→ What you will do
Each record below must be returned exactly as shown.

→ Data for this exercise
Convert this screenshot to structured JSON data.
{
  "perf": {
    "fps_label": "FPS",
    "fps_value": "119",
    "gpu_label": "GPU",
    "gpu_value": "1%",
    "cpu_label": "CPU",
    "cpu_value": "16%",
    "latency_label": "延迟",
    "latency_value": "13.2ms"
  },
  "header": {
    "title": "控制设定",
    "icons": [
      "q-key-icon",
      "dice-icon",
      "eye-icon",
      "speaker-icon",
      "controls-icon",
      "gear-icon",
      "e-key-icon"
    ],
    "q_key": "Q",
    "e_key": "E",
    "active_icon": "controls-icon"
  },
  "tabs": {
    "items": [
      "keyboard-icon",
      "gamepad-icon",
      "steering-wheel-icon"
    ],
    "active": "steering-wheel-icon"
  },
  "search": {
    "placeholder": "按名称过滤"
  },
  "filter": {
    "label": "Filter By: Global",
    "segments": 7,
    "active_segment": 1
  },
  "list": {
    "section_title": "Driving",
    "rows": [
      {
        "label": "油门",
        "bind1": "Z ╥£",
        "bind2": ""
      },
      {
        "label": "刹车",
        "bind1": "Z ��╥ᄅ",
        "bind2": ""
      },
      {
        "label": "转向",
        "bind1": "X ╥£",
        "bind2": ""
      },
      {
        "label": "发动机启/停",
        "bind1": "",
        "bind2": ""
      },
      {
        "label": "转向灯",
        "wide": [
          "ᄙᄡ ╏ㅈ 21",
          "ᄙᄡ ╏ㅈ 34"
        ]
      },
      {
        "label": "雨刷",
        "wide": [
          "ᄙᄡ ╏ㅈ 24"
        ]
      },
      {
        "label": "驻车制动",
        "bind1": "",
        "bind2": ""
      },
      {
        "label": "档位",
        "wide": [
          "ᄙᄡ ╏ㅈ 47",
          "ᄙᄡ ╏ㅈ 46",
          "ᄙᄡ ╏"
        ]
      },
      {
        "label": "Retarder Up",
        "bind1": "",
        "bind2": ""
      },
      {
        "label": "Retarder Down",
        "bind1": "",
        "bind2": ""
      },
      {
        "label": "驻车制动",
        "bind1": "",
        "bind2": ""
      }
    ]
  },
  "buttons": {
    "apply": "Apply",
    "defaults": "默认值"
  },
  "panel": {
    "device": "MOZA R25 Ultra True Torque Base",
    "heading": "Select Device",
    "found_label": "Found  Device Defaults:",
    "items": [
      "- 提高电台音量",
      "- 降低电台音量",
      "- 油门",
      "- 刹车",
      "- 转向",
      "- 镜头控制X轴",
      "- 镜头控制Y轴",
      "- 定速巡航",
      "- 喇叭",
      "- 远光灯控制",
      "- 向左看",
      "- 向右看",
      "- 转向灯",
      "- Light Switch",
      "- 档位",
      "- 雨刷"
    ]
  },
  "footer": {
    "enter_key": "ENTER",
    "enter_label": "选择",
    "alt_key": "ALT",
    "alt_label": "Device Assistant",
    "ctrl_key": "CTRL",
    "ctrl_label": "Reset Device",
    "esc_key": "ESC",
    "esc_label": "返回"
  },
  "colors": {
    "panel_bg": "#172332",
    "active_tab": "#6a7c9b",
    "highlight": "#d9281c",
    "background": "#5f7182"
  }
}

→ Response
Convert this screenshot to structured JSON data.
{
  "perf": {
    "fps_label": "FPS",
    "fps_value": "119",
    "gpu_label": "GPU",
    "gpu_value": "1%",
    "cpu_label": "CPU",
    "cpu_value": "16%",
    "latency_label": "延迟",
    "latency_value": "13.2ms"
  },
  "header": {
    "title": "控制设定",
    "icons": [
      "q-key-icon",
      "dice-icon",
      "eye-icon",
      "speaker-icon",
      "controls-icon",
      "gear-icon",
      "e-key-icon"
    ],
    "q_key": "Q",
    "e_key": "E",
    "active_icon": "controls-icon"
  },
  "tabs": {
    "items": [
      "keyboard-icon",
      "gamepad-icon",
      "steering-wheel-icon"
    ],
    "active": "steering-wheel-icon"
  },
  "search": {
    "placeholder": "按名称过滤"
  },
  "filter": {
    "label": "Filter By: Global",
    "segments": 7,
    "active_segment": 1
  },
  "list": {
    "section_title": "Driving",
    "rows": [
      {
        "label": "油门",
        "bind1": "Z ╥£",
        "bind2": ""
      },
      {
        "label": "刹车",
        "bind1": "Z ��╥ᄅ",
        "bind2": ""
      },
      {
        "label": "转向",
        "bind1": "X ╥£",
        "bind2": ""
      },
      {
        "label": "发动机启/停",
        "bind1": "",
        "bind2": ""
      },
      {
        "label": "转向灯",
        "wide": [
          "ᄙᄡ ╏ㅈ 21",
          "ᄙᄡ ╏ㅈ 34"
        ]
      },
      {
        "label": "雨刷",
        "wide": [
          "ᄙᄡ ╏ㅈ 24"
        ]
      },
      {
        "label": "驻车制动",
        "bind1": "",
        "bind2": ""
      },
      {
        "label": "档位",
        "wide": [
          "ᄙᄡ ╏ㅈ 47",
          "ᄙᄡ ╏ㅈ 46",
          "ᄙᄡ ╏"
        ]
      },
      {
        "label": "Retarder Up",
        "bind1": "",
        "bind2": ""
      },
      {
        "label": "Retarder Down",
        "bind1": "",
        "bind2": ""
      },
      {
        "label": "驻车制动",
        "bind1": "",
        "bind2": ""
      }
    ]
  },
  "buttons": {
    "apply": "Apply",
    "defaults": "默认值"
  },
  "panel": {
    "device": "MOZA R25 Ultra True Torque Base",
    "heading": "Select Device",
    "found_label": "Found  Device Defaults:",
    "items": [
      "- 提高电台音量",
      "- 降低电台音量",
      "- 油门",
      "- 刹车",
      "- 转向",
      "- 镜头控制X轴",
      "- 镜头控制Y轴",
      "- 定速巡航",
      "- 喇叭",
      "- 远光灯控制",
      "- 向左看",
      "- 向右看",
      "- 转向灯",
      "- Light Switch",
      "- 档位",
      "- 雨刷"
    ]
  },
  "footer": {
    "enter_key": "ENTER",
    "enter_label": "选择",
    "alt_key": "ALT",
    "alt_label": "Device Assistant",
    "ctrl_key": "CTRL",
    "ctrl_label": "Reset Device",
    "esc_key": "ESC",
    "esc_label": "返回"
  },
  "colors": {
    "panel_bg": "#172332",
    "active_tab": "#6a7c9b",
    "highlight": "#d9281c",
    "background": "#5f7182"
  }
}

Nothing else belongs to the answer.